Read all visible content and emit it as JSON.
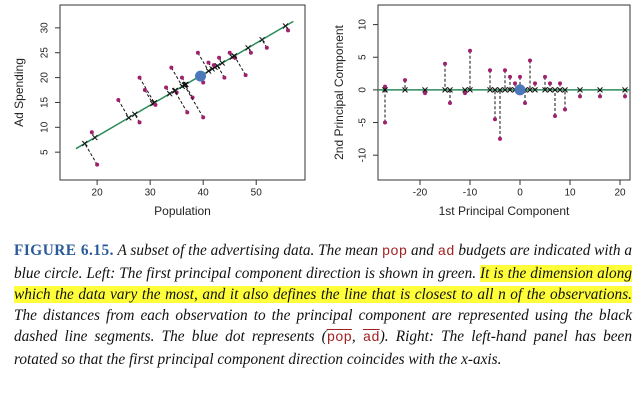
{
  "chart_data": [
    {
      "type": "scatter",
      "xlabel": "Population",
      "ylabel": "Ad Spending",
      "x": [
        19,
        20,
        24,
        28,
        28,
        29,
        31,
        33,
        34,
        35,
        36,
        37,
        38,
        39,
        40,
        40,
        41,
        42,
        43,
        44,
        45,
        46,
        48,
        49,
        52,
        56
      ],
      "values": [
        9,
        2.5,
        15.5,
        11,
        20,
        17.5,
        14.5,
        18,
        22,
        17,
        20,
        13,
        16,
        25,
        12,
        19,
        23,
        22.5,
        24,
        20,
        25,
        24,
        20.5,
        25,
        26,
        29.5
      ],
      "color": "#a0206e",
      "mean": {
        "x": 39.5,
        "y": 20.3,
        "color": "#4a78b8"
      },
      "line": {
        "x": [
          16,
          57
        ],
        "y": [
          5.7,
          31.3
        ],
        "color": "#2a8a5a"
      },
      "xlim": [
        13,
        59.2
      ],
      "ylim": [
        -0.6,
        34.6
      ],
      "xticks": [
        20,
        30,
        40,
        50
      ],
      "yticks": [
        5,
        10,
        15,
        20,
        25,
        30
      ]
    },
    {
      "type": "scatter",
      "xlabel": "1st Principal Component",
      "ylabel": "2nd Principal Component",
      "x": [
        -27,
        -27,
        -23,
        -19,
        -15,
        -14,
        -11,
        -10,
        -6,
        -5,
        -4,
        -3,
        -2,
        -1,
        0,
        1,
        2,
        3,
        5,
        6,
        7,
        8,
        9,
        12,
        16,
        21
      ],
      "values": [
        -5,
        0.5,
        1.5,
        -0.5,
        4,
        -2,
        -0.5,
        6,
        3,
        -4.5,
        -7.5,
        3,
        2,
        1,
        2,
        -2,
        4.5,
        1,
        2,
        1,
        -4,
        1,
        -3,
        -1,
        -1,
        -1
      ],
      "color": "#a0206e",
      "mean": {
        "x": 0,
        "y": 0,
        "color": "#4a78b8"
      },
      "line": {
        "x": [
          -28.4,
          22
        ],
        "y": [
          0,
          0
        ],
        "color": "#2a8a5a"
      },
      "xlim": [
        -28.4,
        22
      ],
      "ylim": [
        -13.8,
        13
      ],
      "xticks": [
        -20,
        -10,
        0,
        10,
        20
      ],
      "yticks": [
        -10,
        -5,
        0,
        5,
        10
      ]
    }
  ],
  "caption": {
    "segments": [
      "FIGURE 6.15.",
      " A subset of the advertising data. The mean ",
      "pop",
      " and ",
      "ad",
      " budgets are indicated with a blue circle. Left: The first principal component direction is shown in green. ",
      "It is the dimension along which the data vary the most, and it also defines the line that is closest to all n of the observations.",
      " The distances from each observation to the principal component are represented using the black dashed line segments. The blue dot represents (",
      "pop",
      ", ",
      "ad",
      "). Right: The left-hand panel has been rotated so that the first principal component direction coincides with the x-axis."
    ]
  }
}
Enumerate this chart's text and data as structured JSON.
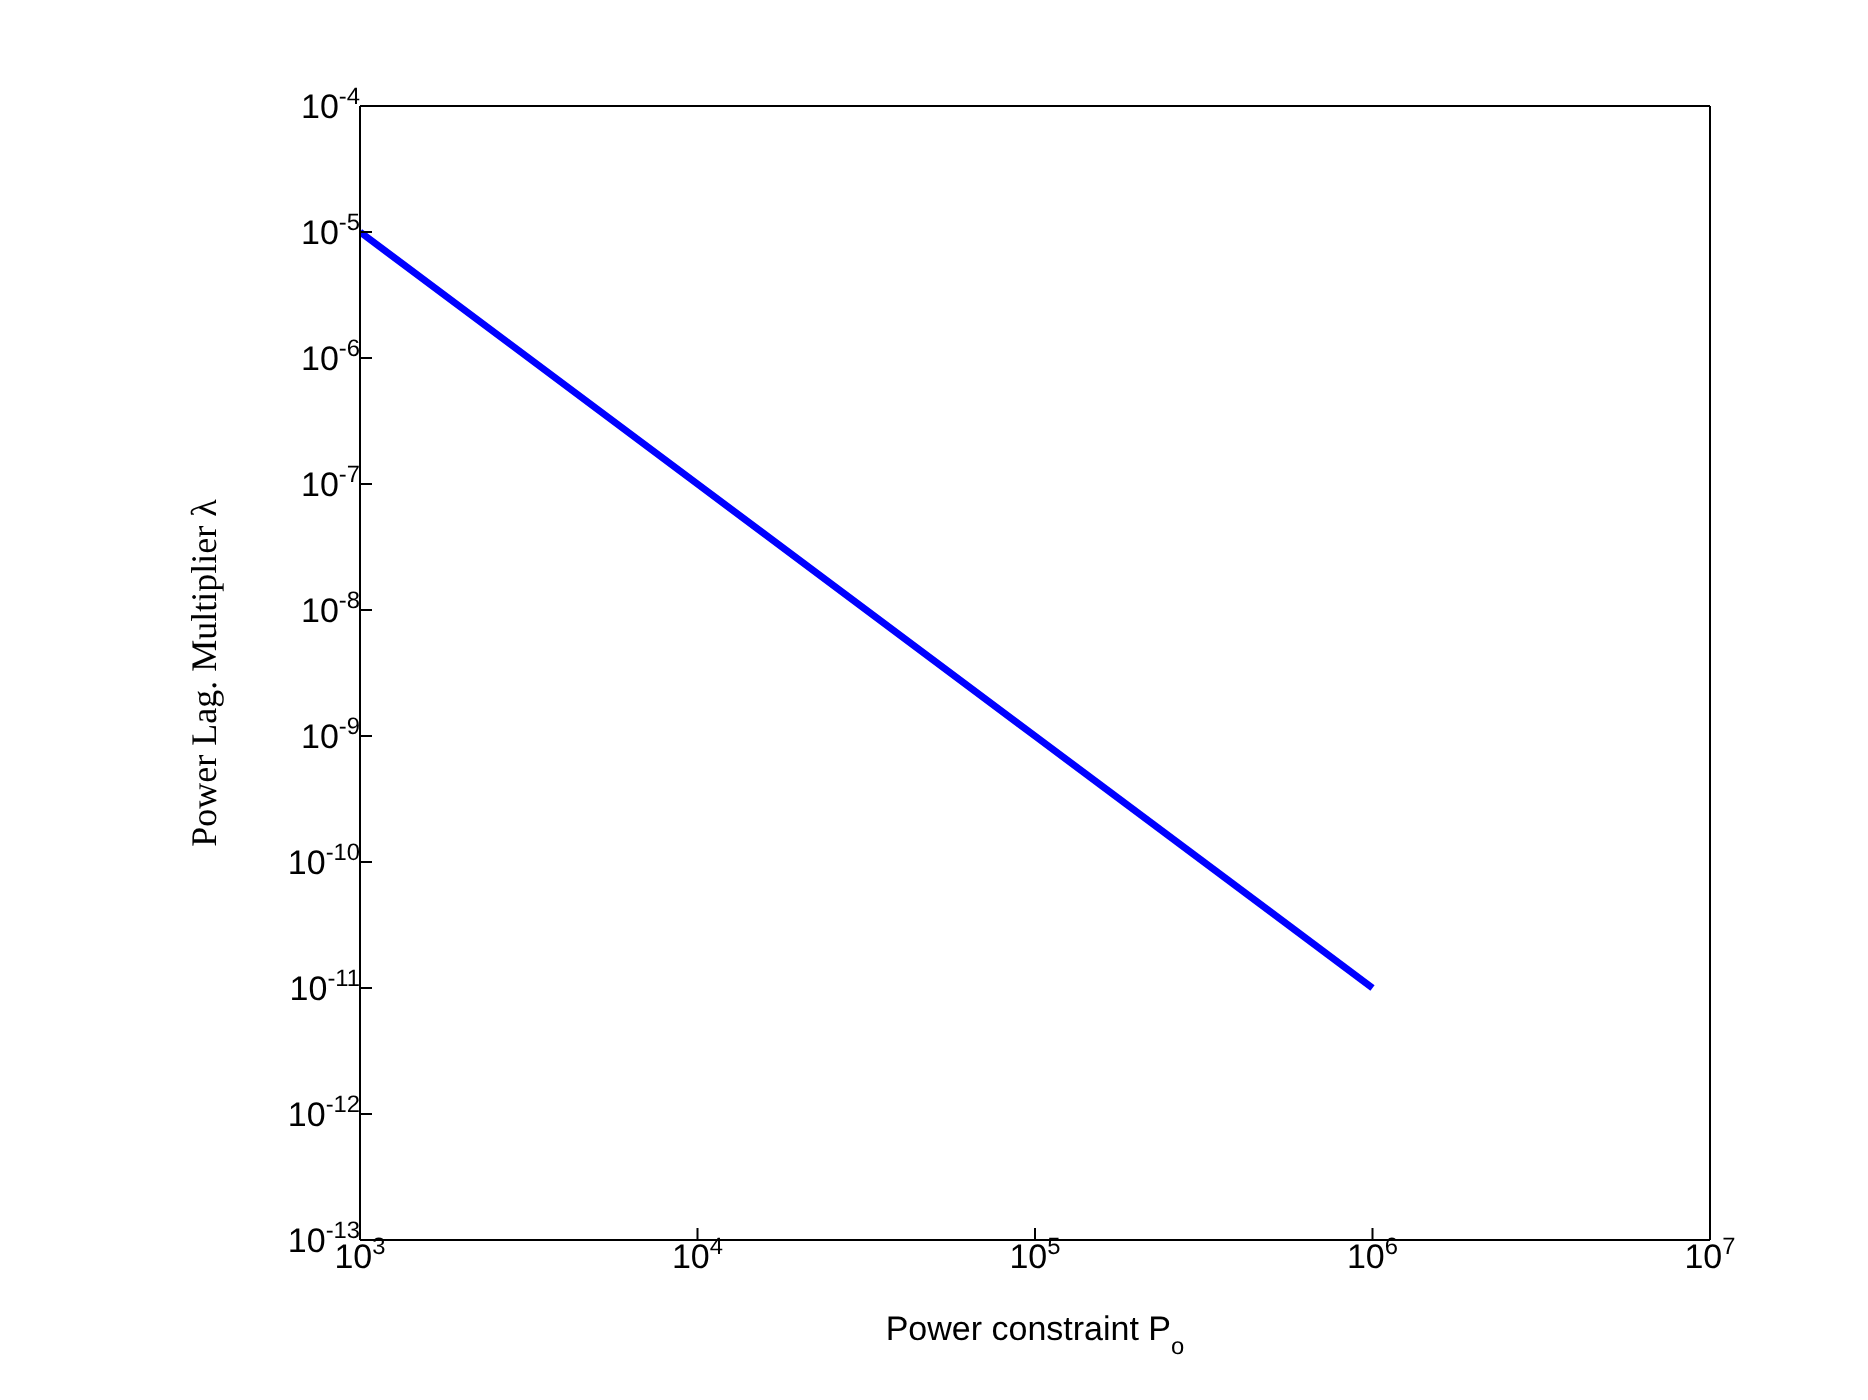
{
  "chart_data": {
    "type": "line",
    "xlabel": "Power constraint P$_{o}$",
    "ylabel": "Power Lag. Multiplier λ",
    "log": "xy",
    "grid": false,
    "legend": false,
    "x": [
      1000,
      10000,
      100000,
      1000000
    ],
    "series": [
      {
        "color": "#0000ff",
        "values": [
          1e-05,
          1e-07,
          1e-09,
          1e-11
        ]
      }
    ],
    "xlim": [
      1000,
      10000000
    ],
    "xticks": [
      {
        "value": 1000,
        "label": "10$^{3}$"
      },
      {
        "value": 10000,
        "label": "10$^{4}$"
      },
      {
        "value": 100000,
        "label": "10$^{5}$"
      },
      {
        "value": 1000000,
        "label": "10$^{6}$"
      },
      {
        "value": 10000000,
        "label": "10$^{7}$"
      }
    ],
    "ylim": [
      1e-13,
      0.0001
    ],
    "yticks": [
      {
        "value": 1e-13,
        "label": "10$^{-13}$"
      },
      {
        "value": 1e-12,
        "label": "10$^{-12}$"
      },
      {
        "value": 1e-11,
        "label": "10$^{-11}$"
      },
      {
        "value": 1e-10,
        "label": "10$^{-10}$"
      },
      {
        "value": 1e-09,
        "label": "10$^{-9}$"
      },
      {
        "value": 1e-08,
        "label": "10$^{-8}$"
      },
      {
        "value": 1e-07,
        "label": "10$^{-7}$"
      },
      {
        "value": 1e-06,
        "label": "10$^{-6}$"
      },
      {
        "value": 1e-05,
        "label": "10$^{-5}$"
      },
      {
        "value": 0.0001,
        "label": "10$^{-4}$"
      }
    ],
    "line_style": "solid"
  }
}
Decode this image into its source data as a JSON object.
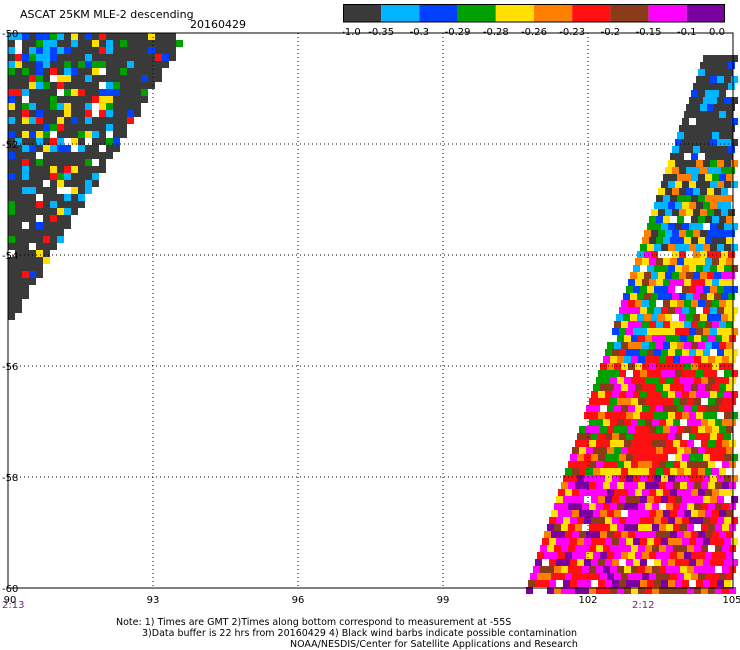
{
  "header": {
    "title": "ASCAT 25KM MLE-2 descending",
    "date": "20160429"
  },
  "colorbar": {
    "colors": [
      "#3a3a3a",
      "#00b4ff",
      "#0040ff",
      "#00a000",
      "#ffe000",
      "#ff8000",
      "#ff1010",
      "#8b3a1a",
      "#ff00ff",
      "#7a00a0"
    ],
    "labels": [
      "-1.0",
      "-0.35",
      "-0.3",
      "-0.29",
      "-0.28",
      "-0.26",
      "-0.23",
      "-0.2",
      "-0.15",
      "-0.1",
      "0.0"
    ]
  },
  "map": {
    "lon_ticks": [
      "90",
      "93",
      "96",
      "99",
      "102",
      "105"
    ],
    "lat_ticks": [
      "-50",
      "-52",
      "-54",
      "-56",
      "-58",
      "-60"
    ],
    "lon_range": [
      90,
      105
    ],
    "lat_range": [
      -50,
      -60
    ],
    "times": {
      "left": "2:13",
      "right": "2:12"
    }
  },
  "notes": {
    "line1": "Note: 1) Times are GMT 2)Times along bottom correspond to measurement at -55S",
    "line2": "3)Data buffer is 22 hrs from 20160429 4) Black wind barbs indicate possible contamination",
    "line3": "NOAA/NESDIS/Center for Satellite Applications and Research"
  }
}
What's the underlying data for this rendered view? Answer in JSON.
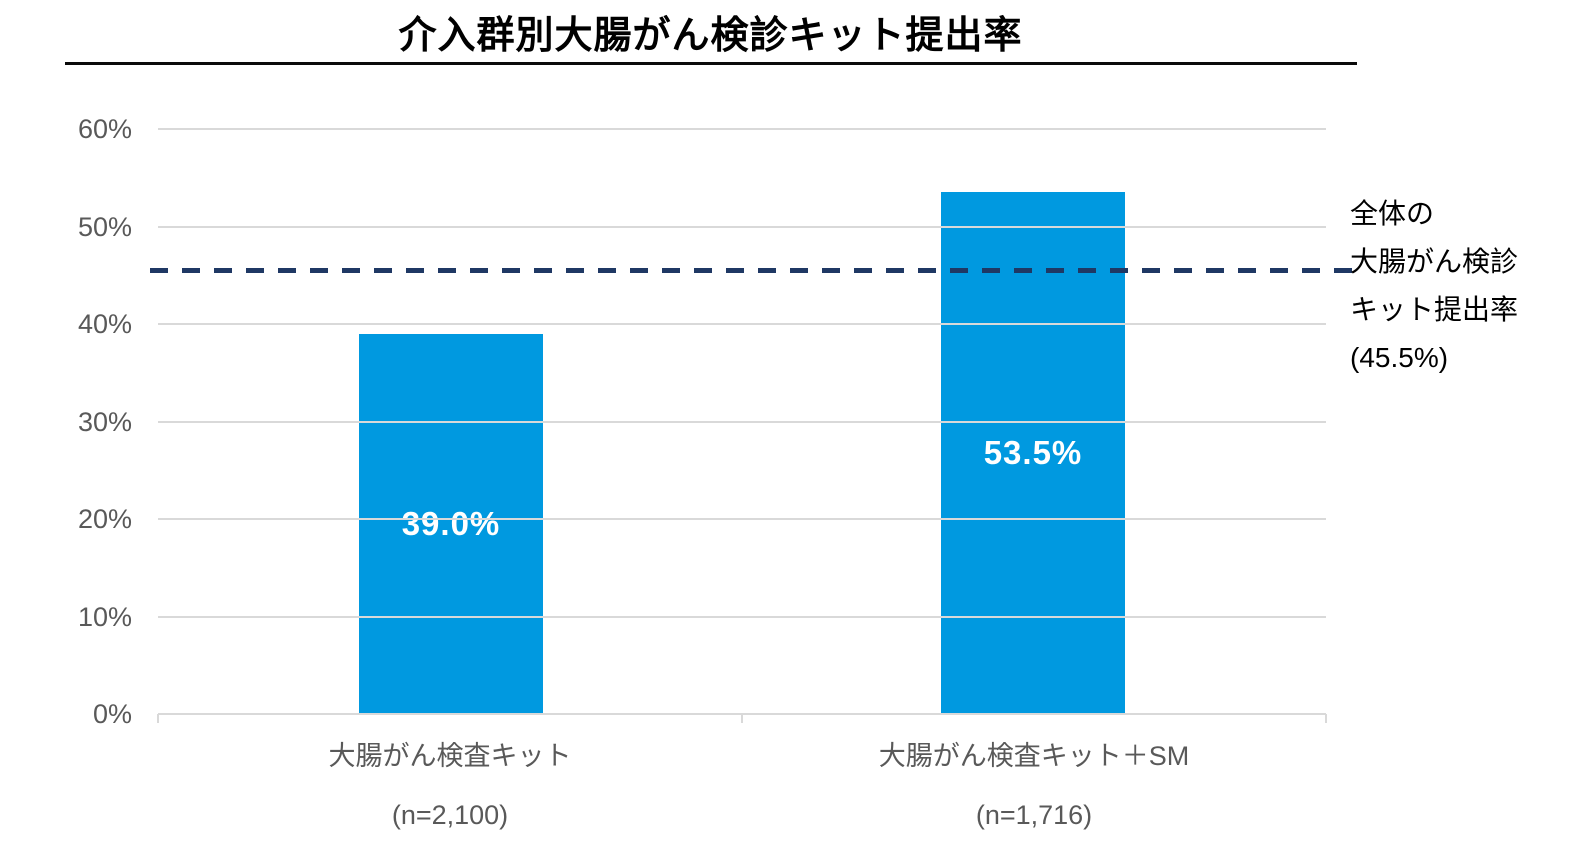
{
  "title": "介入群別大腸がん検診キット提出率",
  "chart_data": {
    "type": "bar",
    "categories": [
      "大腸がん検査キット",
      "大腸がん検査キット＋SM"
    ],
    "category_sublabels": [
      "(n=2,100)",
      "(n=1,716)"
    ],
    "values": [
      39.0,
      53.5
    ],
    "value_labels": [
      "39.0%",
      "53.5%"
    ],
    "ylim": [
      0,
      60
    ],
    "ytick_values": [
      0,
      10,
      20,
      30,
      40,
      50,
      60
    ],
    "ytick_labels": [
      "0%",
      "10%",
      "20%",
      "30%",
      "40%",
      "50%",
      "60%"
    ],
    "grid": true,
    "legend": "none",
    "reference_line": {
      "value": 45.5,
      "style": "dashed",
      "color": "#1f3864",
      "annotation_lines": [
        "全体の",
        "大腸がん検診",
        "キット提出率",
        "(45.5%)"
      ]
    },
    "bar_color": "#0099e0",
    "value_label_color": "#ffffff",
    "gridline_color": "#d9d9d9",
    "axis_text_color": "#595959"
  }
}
● ● ● ● ●
— WRITTEN INSTRUCTION —
Give only the number of lines in the data that include the string "first".

— RESULT OF THIS TASK —
2